→ Directions:
1. In the Responder excerpt, what is the production webserver based on?
2. Who is credited with each testimonial in the Responder excerpt? Give their names as shown.
3. Put this sentence from the Responder excerpt into Spanish: "Many features of Responder are from my wishlist for Flask, and its even faster and even easier than Flask!"

··· Text shown ···

This gets you a ASGI app, with a production static files server
pre-installed, jinja2 templating (without additional imports), and a
production webserver based on uvloop, serving up requests with gzip
compression automatically.
Testimonials
------------
“Pleasantly very taken with python-responder.
`@kennethreitz <https://twitter.com/kennethreitz>`_ at his absolute
best.” —Rudraksh M.K.
..
“Buckle up!” —Tom Christie of `APIStar`_ and `Django REST Framework`_
“I love that you are exploring new patterns. Go go go!” — Danny
Greenfield, author of `Two Scoops of Django`_
..
“Love what I have seen while its in progress! Many features of
Responder are from my wishlist for Flask, and its even faster and
even easier than Flask!” — Luna C.
..

··· Data entries ···

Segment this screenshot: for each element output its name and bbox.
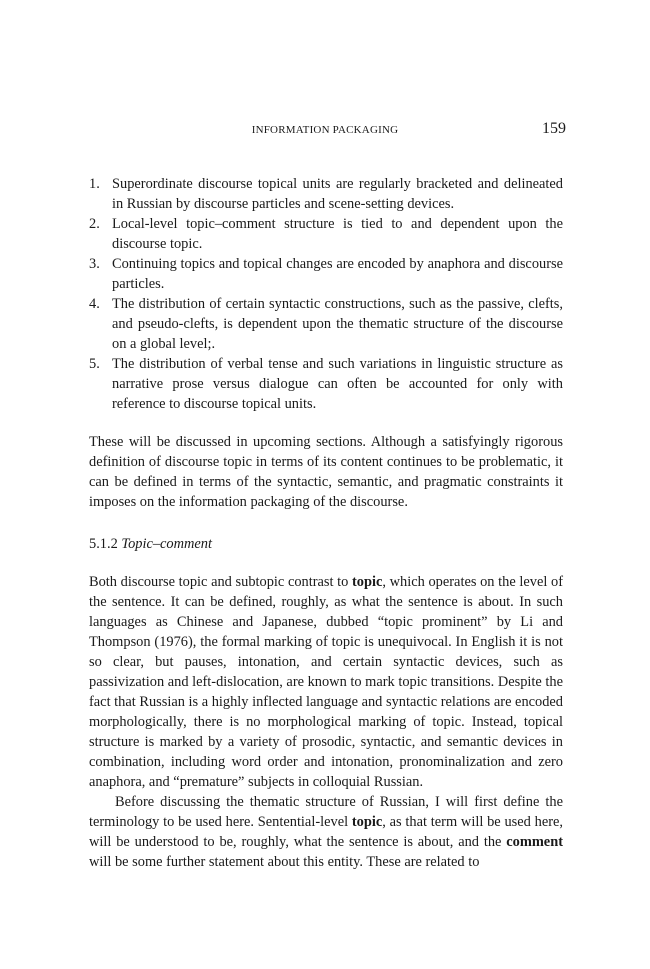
list-item (89, 214, 563, 254)
numbered-list (89, 174, 563, 414)
list-item (89, 294, 563, 354)
paragraph-text: will be some further statement about this entity. These are related to (89, 854, 480, 870)
key-term-topic: topic (351, 814, 383, 830)
paragraph-text: , which operates on the level of the sentence. It can be defined, roughly, as what the sentence is about. In such languages as Chinese and Japanese, dubbed “topic prominent” by Li and Thompson (1976), the formal marking of topic is unequivocal. In English it is not so clear, but pauses, intonation, and certain syntactic devices, such as passivization and left-dislocation, are known to mark topic transitions. Despite the fact that Russian is a highly inflected language and syntactic relations are encoded morphologically, there is no morphological marking of topic. Instead, topical structure is marked by a variety of prosodic, syntactic, and semantic devices in combination, including word order and intonation, pronominalization and zero anaphora, and “premature” subjects in colloquial Russian. (89, 574, 563, 790)
body-paragraph (89, 792, 563, 872)
paragraph-text: Before discussing the thematic structure of Russian, I will first define the terminology to be used here. Sentential-level (89, 794, 563, 830)
body-paragraph (89, 572, 563, 792)
page-number: 159 (542, 120, 566, 137)
paragraph-text: Both discourse topic and subtopic contrast to (89, 574, 353, 590)
section-title: Topic–comment (121, 536, 212, 552)
list-item (89, 254, 563, 294)
running-head: INFORMATION PACKAGING (251, 124, 399, 136)
list-item-number: 5. (89, 356, 100, 372)
list-item (89, 354, 563, 414)
list-item-text: Continuing topics and topical changes are encoded by anaphora and discourse particles. (112, 256, 563, 292)
key-term-comment: comment (506, 834, 563, 850)
key-term-topic: topic (352, 574, 383, 590)
list-item-text: Local-level topic–comment structure is tied to and dependent upon the discourse topic. (112, 216, 563, 252)
list-item (89, 174, 563, 214)
list-item-number: 2. (89, 216, 100, 232)
list-item-number: 3. (89, 256, 100, 272)
list-item-number: 4. (89, 296, 100, 312)
section-heading (89, 534, 563, 554)
section-number: 5.1.2 (89, 536, 118, 552)
list-item-text: The distribution of certain syntactic constructions, such as the passive, clefts, and pseudo-clefts, is dependent upon the thematic structure of the discourse on a global level;. (112, 296, 563, 352)
paragraph-text: , as that term will be used here, will be understood to be, roughly, what the sentence is about, and the (89, 814, 563, 850)
list-item-number: 1. (89, 176, 100, 192)
list-item-text: The distribution of verbal tense and such variations in linguistic structure as narrative prose versus dialogue can often be accounted for only with reference to discourse topical units. (112, 356, 563, 412)
body-paragraph: These will be discussed in upcoming sections. Although a satisfyingly rigorous definition of discourse topic in terms of its content continues to be problematic, it can be defined in terms of the syntactic, semantic, and pragmatic constraints it imposes on the information packaging of the discourse. (89, 434, 563, 510)
list-item-text: Superordinate discourse topical units are regularly bracketed and delineated in Russian by discourse particles and scene-setting devices. (112, 176, 563, 212)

···

→ Problem solutions:
1. uvloop

2. Rudraksh M.K., Tom Christie, Danny Greenfield, Luna C.

3. ¡Muchas de las funciones de Responder vienen de mi lista de deseos para Flask, y es incluso más rápido y más fácil que Flask!